## Task requirements
What lines of the data hold the string "Петровичу"? Pull each one out.

>> BEGIN

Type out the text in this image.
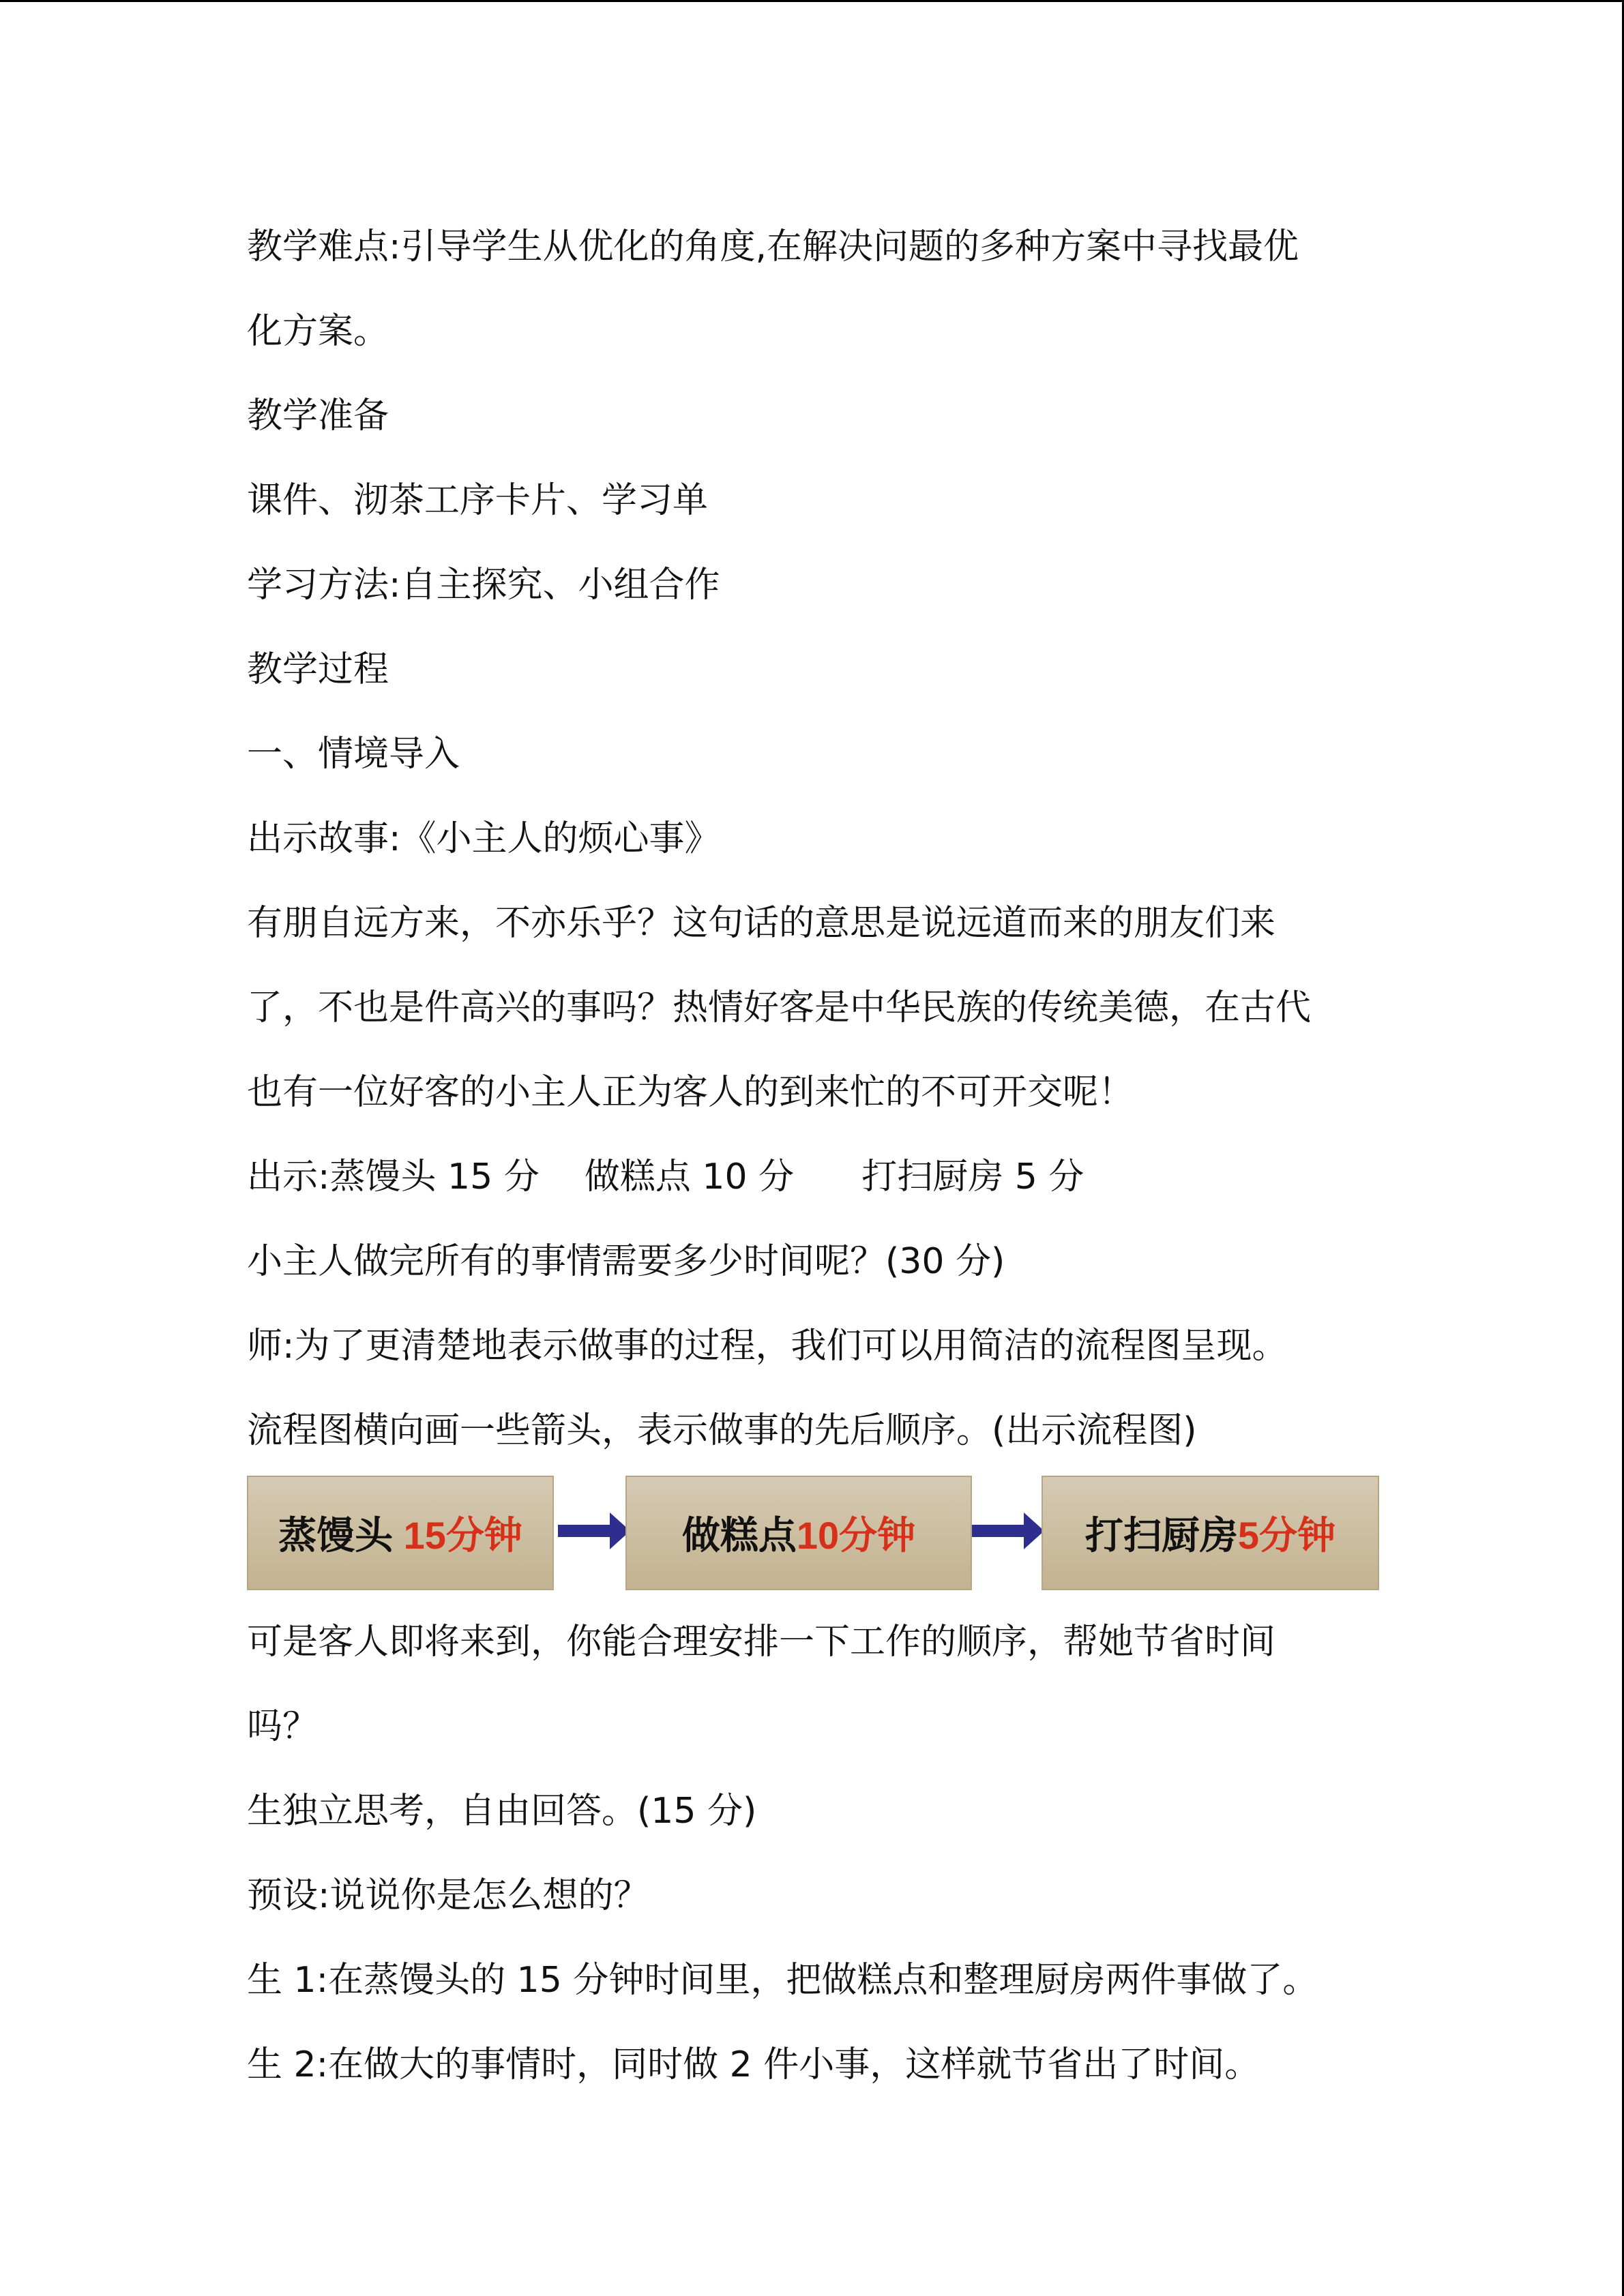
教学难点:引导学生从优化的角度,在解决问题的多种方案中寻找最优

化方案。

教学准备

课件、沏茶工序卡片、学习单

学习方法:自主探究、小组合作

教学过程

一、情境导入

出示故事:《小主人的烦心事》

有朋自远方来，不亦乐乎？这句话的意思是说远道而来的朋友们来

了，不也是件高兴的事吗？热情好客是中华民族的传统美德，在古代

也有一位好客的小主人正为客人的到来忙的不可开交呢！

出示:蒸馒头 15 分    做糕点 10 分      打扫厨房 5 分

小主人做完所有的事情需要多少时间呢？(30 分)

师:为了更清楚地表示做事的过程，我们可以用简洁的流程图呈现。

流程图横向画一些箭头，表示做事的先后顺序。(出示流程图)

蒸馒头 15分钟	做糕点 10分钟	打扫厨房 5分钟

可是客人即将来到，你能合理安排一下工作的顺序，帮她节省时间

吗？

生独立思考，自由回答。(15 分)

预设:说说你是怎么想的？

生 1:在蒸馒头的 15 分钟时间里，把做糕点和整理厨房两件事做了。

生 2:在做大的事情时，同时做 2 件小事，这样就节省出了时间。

>> END
>> BEGIN

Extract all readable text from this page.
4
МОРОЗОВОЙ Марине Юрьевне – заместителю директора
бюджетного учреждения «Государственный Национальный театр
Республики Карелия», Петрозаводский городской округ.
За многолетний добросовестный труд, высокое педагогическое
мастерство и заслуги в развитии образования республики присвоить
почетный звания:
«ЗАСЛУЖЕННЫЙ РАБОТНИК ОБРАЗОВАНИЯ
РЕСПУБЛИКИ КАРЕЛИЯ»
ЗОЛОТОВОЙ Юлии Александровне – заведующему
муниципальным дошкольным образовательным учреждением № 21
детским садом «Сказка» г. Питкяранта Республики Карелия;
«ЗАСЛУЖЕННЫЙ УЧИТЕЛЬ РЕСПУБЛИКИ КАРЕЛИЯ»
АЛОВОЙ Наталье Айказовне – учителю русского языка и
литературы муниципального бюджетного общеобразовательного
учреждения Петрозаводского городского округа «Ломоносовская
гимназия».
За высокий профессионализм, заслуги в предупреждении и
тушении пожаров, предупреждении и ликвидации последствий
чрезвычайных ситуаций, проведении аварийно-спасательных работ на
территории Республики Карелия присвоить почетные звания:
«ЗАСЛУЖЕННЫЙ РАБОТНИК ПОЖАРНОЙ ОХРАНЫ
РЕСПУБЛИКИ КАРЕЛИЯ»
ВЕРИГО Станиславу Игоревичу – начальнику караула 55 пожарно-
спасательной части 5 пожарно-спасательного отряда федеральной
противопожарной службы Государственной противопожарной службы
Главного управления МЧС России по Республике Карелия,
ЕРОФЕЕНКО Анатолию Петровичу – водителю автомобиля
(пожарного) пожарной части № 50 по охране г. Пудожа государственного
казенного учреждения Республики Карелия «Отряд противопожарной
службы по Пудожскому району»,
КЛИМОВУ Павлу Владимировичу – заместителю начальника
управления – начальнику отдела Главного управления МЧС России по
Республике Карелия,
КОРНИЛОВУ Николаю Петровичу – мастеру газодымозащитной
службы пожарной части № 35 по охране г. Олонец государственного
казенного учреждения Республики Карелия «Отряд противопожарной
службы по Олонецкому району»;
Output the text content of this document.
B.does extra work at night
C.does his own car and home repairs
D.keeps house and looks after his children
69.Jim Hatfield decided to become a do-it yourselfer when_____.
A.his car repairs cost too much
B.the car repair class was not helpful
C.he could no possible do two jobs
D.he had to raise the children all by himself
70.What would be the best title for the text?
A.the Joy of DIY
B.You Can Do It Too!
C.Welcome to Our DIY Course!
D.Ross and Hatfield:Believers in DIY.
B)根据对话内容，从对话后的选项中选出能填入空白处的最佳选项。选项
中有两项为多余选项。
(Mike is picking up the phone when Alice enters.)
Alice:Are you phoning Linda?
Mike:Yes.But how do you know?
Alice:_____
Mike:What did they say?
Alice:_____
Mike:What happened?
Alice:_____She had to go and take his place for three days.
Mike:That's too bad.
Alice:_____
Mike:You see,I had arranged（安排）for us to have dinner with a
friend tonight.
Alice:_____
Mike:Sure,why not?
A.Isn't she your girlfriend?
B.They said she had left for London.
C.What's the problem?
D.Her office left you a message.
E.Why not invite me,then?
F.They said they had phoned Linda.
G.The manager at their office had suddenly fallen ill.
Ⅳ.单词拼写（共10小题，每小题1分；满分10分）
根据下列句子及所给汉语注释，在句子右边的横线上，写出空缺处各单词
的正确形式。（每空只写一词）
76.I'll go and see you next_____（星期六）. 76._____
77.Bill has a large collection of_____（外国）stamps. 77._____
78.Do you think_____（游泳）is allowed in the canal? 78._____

>> END
>> BEGIN

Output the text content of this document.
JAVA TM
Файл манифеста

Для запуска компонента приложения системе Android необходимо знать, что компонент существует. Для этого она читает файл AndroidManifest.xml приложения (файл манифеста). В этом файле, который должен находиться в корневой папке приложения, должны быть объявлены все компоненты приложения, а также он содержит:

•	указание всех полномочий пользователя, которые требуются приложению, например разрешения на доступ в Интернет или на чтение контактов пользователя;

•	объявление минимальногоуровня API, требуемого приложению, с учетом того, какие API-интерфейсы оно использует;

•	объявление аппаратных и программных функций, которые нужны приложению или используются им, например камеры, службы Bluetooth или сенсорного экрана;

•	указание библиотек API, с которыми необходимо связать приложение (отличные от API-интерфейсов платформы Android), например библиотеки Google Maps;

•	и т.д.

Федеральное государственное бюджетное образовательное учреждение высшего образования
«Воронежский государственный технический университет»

>> END

## Problem solution
ЕРОФЕЕНКО Анатолию Петровичу – водителю автомобиля
КОРНИЛОВУ Николаю Петровичу – мастеру газодымозащитной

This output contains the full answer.